* [Jobs]
(A) In the forum thread about the random function, what definition of DBL_MANT_DIG is given as one that might appear in float.h?
(B) Reproduce the stretch of the forum thread about the random function from "There are a" through "into those slots.".

* [Text to read]
Help with a random function -- thanks...

[almurph]

Hi,


Just wondering can you help me with these pls:


Q1: What does: (random()&2147483647) / 2147483648.0) return? int.
float, double?

Q2: What is is the range of the result?

Thanks for any replies.
Al.

 

[Martin Ambuhl]

Hi,


Just wondering can you help me with these pls:


Q1: What does: (random()&2147483647) / 2147483648.0) return? int.
float, double?

Whatever type 2147483648.0 is. What does your textbook say?

Q2: What is is the range of the result?

Surely this is obvious.

 

[Bartc]

Whatever type 2147483648.0 is. What does your textbook say?


Surely this is obvious.

Only if the range of random() is obvious.

 

[user923005]

Only if the range of random() is obvious.

If we assume that the bitwise and is operating on a two's complement
machine, then it is still obvious.
Smallest value is 0 and the largest value is less than 1 (might be a
lot less than 1 if random()'s maximum is less than 2147483647).
Note that the output is very gritty (not nearly as smooth and
continuous as it could be).
If the O.P. really wants a pseudo-random floating point value between
[0 and 1) then there are much better ways to do it.

 

[Bartc]

If we assume that the bitwise and is operating on a two's complement
machine, then it is still obvious.
Smallest value is 0 and the largest value is less than 1 (might be a
lot less than 1 if random()'s maximum is less than 2147483647).

Exactly. I tried the expression using a random() function returning 0. The
range was 0.0 to 0.0.

I'm not familiar with any standard C function 'random'.

 

[Bartc]

Note that the output is very gritty (not nearly as smooth and
continuous as it could be).

Why would the output be gritty?

(Assuming the random values are equally likely between 0 and 2147483647 (and
I would divide by 2147483647).)

 

[user923005]

Why would the output be gritty?

(Assuming the random values are equally likely between 0 and 2147483647 (and
I would divide by 2147483647).)

Consider a typical 8 byte floating point implementation. If we
examine float.h we might find a definition similar to this:
#define DBL_MANT_DIG 53

Now the log base 2 of 2147483648 is 31.

That means that there are titanic, spastic jumps between each value
formed by the divisions.

A proper floating point pseudo random number generator will populate
the bits evenly.

IOW,
0 / 2147483648.0 = 0
1 / 2147483648.0 = 0.0000000004656612873077392578125
2 / 2147483648.0 = 0.000000000931322574615478515625

There are a stupendous number of distinct values between each of these
numbers.

In summary, this is a really awful way to make a floating point prng
that returns values between [0 and 1).
There are some types of uses for which this is sufficient, but since
there are excellent generators available for nothing, why reinvent a
lopsided, triangular wheel when Pirellis are given away for free?

If we examine only the mantissa portion, we can easily see that with
52 mantissa bits (for instance) there are 2^53-1 different ways to
populate these bits. With a 31 bit source, there are only 2^32-1
distinct values to stuff into those slots.
Written out, that means that 9007199254740991 values are being
populated with only 4294967295 values. That ratio is:
4.7683715809210275047704353702546e-7
so about 1 out of 2,097,152 values are ever actually represented.

* [Raw records]
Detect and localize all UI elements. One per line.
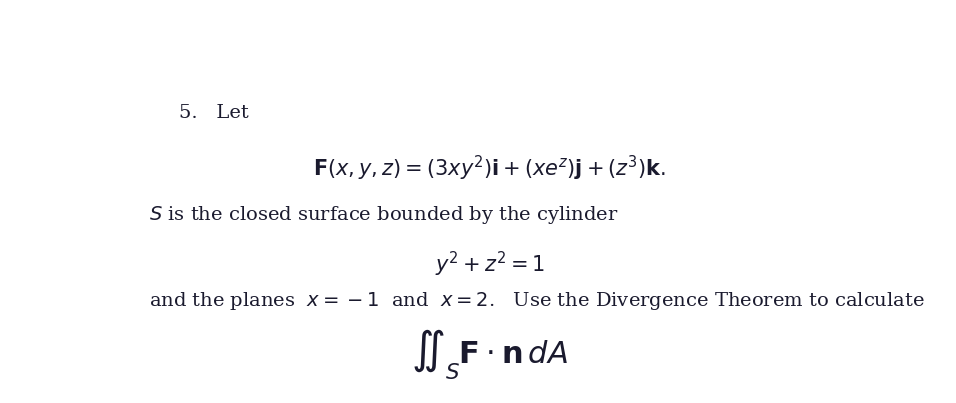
Text: $\mathbf{F}(x, y, z) = (3xy^2)\mathbf{i} + (xe^z)\mathbf{j} + (z^3)\mathbf{k}.$: $\mathbf{F}(x, y, z) = (3xy^2)\mathbf{i}… [314,154,666,183]
Text: $S$ is the closed surface bounded by the cylinder: $S$ is the closed surface bounded by the… [149,204,619,226]
Text: $y^2 + z^2 = 1$: $y^2 + z^2 = 1$ [435,250,545,279]
Text: 5.   Let: 5. Let [179,104,249,122]
Text: and the planes  $x = -1$  and  $x = 2$.   Use the Divergence Theorem to calculat: and the planes $x = -1$ and $x = 2$. Use… [149,291,924,312]
Text: $\iint_S \mathbf{F} \cdot \mathbf{n}\, dA$: $\iint_S \mathbf{F} \cdot \mathbf{n}\, d… [411,328,569,382]
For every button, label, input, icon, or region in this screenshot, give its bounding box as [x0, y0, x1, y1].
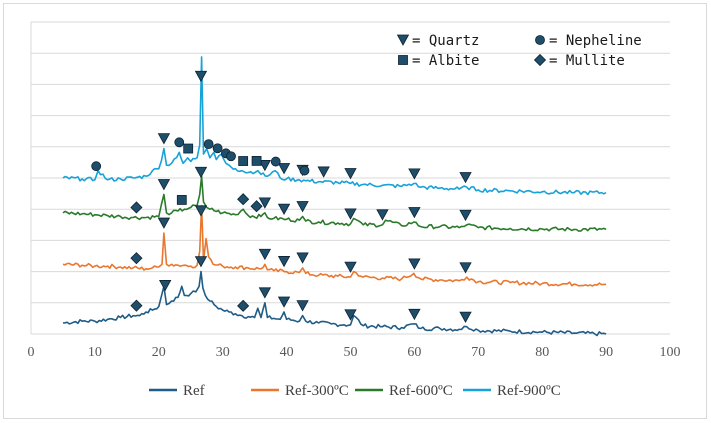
quartz-marker	[408, 308, 421, 321]
nepheline-marker	[91, 161, 102, 172]
marker-legend-label: = Mullite	[549, 53, 625, 69]
quartz-marker	[459, 311, 472, 323]
x-tick-label: 40	[280, 345, 294, 360]
x-tick-label: 0	[28, 345, 35, 360]
chart-frame: 0 10 20 30 40 50 60 70 80 90 100 = Quartz = Nepheli…	[3, 3, 707, 419]
marker-legend-label: = Albite	[412, 53, 479, 69]
nepheline-marker	[212, 143, 223, 154]
quartz-marker	[296, 201, 309, 213]
quartz-marker	[344, 208, 357, 220]
quartz-marker	[194, 166, 208, 179]
mullite-marker	[130, 201, 143, 214]
nepheline-marker	[174, 137, 185, 148]
marker-legend: = Quartz = Nepheline = Albite = Mullite	[396, 33, 642, 69]
quartz-marker	[408, 258, 421, 270]
quartz-marker	[344, 168, 357, 180]
quartz-marker	[459, 262, 472, 274]
quartz-marker	[194, 256, 208, 268]
albite-marker	[238, 156, 249, 166]
x-tick-label: 20	[152, 345, 166, 360]
x-tick-label: 60	[407, 345, 421, 360]
quartz-marker	[159, 280, 172, 292]
quartz-marker	[296, 252, 309, 264]
nepheline-marker	[226, 151, 236, 162]
nepheline-marker	[535, 35, 545, 45]
quartz-marker	[459, 209, 472, 222]
quartz-marker	[296, 300, 309, 312]
nepheline-marker	[203, 139, 214, 150]
series-line-3	[62, 56, 607, 196]
albite-marker	[176, 195, 187, 205]
quartz-marker	[459, 172, 472, 184]
mullite-marker	[130, 299, 143, 312]
legend-label: Ref-300ºC	[285, 383, 349, 399]
legend-label: Ref-900ºC	[497, 383, 561, 399]
quartz-marker	[157, 179, 171, 191]
x-tick-label: 90	[599, 345, 613, 360]
series-lines	[62, 56, 607, 337]
legend-label: Ref	[183, 383, 205, 399]
quartz-marker	[258, 197, 272, 209]
albite-marker	[398, 55, 408, 65]
mullite-marker	[130, 252, 143, 265]
phase-markers	[91, 70, 472, 323]
quartz-marker	[408, 168, 421, 180]
series-line-1	[62, 204, 607, 287]
quartz-marker	[408, 207, 421, 219]
quartz-marker	[277, 256, 291, 268]
albite-marker	[251, 156, 262, 166]
series-line-0	[62, 270, 607, 337]
mullite-marker	[237, 299, 250, 312]
marker-legend-label: = Quartz	[412, 33, 479, 49]
quartz-marker	[344, 261, 357, 273]
quartz-marker	[258, 287, 272, 299]
quartz-marker	[317, 166, 330, 178]
quartz-marker	[376, 209, 389, 221]
quartz-marker	[277, 163, 291, 175]
nepheline-marker	[270, 156, 281, 167]
x-tick-label: 80	[535, 345, 549, 360]
quartz-marker	[258, 248, 272, 261]
quartz-marker	[277, 203, 291, 215]
x-axis: 0 10 20 30 40 50 60 70 80 90 100	[28, 345, 681, 360]
series-line-2	[62, 175, 607, 232]
quartz-marker	[157, 133, 171, 145]
quartz-marker	[194, 70, 208, 83]
mullite-marker	[250, 200, 263, 213]
x-tick-label: 10	[88, 345, 102, 360]
quartz-marker	[396, 34, 410, 46]
marker-legend-label: = Nepheline	[549, 33, 642, 49]
mullite-marker	[237, 193, 250, 206]
nepheline-marker	[299, 165, 310, 176]
quartz-marker	[344, 309, 357, 321]
xrd-chart: 0 10 20 30 40 50 60 70 80 90 100 = Quartz = Nepheli…	[28, 21, 681, 399]
series-legend: Ref Ref-300ºC Ref-600ºC Ref-900ºC	[149, 383, 561, 399]
mullite-marker	[533, 53, 547, 67]
quartz-marker	[258, 160, 272, 172]
x-tick-label: 30	[216, 345, 230, 360]
quartz-marker	[277, 296, 291, 308]
quartz-marker	[157, 217, 171, 229]
x-tick-label: 70	[471, 345, 485, 360]
x-tick-label: 100	[660, 345, 681, 360]
x-tick-label: 50	[344, 345, 358, 360]
albite-marker	[183, 143, 194, 154]
quartz-marker	[194, 205, 208, 217]
legend-label: Ref-600ºC	[389, 383, 453, 399]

* [Responses to the tasks]
(A) #define DBL_MANT_DIG 53

(B)
There are a stupendous number of distinct values between each of these
numbers.

In summary, this is a really awful way to make a floating point prng
that returns values between [0 and 1).
There are some types of uses for which this is sufficient, but since
there are excellent generators available for nothing, why reinvent a
lopsided, triangular wheel when Pirellis are given away for free?

If we examine only the mantissa portion, we can easily see that with
52 mantissa bits (for instance) there are 2^53-1 different ways to
populate these bits. With a 31 bit source, there are only 2^32-1
distinct values to stuff into those slots.